EXCERPTED RECORDS →
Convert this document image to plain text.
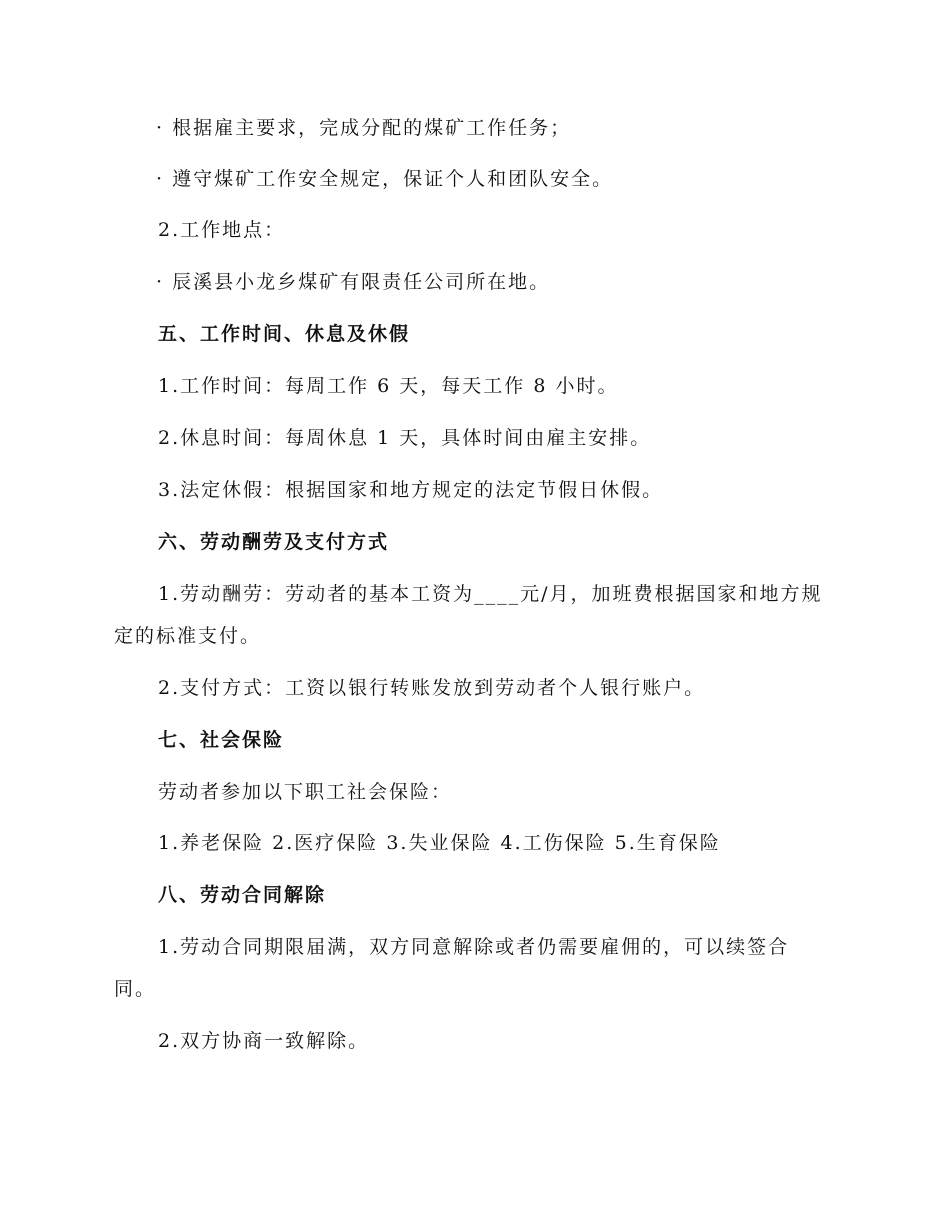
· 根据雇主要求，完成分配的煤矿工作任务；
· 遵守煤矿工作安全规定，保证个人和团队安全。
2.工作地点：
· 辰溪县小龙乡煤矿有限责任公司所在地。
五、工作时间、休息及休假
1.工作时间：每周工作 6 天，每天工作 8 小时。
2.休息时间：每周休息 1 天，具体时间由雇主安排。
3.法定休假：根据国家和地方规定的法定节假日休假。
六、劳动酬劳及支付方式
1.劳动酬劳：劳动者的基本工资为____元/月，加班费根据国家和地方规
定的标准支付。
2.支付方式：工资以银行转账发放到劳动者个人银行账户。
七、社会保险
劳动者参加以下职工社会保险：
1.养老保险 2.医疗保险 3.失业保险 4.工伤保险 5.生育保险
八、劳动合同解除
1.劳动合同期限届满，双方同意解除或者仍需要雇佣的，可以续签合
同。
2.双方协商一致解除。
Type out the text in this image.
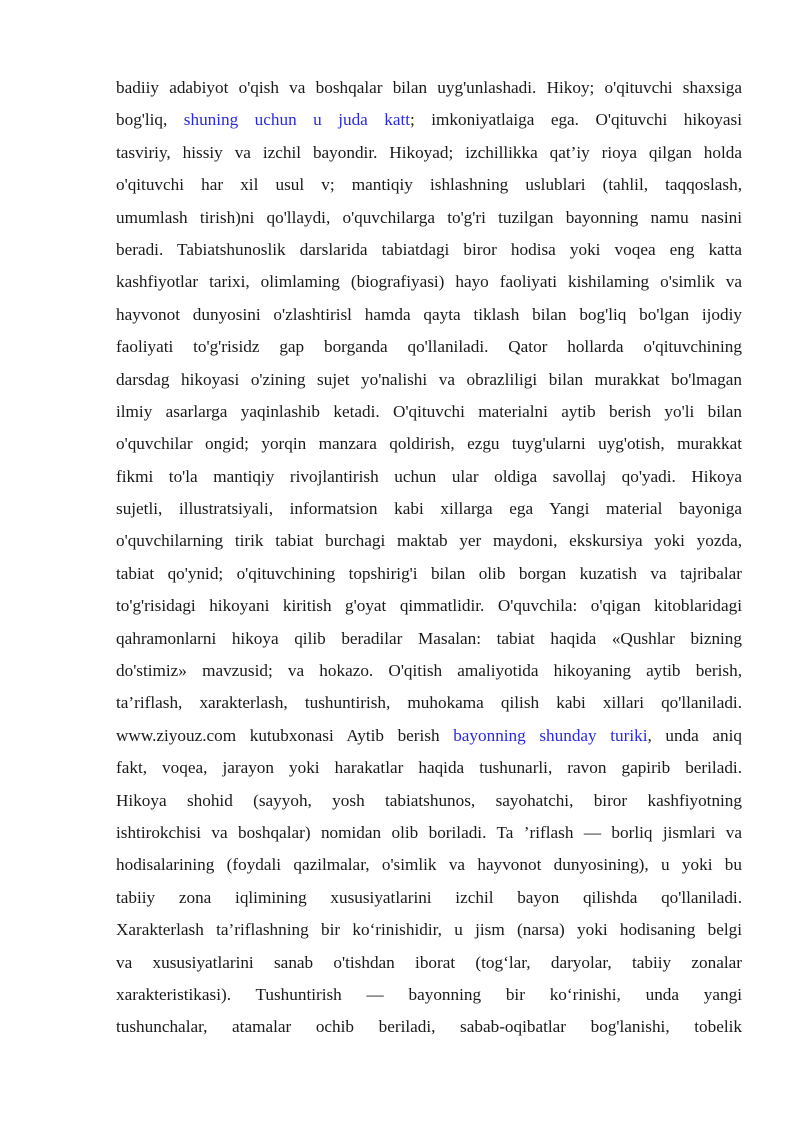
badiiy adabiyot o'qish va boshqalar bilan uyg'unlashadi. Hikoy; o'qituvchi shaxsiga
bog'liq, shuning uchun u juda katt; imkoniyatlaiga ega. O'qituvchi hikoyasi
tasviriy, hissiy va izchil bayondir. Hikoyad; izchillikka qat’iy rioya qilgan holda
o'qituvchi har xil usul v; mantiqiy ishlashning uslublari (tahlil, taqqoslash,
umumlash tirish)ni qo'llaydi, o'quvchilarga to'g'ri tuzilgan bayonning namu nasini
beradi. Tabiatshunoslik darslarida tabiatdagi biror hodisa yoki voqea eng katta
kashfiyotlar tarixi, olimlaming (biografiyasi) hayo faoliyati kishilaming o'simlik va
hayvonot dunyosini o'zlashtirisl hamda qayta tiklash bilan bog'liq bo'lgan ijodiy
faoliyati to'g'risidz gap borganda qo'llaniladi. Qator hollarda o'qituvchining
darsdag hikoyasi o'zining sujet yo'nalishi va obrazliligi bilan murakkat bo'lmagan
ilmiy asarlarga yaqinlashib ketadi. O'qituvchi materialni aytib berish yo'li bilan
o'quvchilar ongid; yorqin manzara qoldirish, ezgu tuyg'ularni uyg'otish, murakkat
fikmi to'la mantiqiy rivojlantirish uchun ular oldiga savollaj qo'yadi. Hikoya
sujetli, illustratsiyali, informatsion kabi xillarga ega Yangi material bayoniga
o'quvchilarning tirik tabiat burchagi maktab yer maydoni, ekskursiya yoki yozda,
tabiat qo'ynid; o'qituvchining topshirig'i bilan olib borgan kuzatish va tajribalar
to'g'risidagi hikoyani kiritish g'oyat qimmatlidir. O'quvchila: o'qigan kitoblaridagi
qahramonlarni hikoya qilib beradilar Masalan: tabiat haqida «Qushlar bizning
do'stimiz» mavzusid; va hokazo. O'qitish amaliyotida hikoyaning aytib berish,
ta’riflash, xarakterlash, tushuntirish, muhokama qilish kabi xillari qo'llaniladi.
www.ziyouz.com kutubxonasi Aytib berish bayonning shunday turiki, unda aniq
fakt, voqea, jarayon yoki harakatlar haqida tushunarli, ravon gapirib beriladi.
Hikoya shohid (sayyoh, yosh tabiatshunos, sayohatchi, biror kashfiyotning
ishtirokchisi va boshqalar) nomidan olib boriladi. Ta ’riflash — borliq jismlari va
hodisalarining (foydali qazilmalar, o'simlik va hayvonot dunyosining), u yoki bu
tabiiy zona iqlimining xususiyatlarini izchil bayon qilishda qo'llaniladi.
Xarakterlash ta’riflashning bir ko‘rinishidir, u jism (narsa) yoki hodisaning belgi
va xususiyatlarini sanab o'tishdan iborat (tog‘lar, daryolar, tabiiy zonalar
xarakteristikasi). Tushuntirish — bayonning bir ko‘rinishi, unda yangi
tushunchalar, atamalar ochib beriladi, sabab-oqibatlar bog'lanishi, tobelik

WHAT IS NEEDED →
Find how many lines of the material carry the string "berish". Only the number should be in the answer.

EXERCISE OUTPUT →
3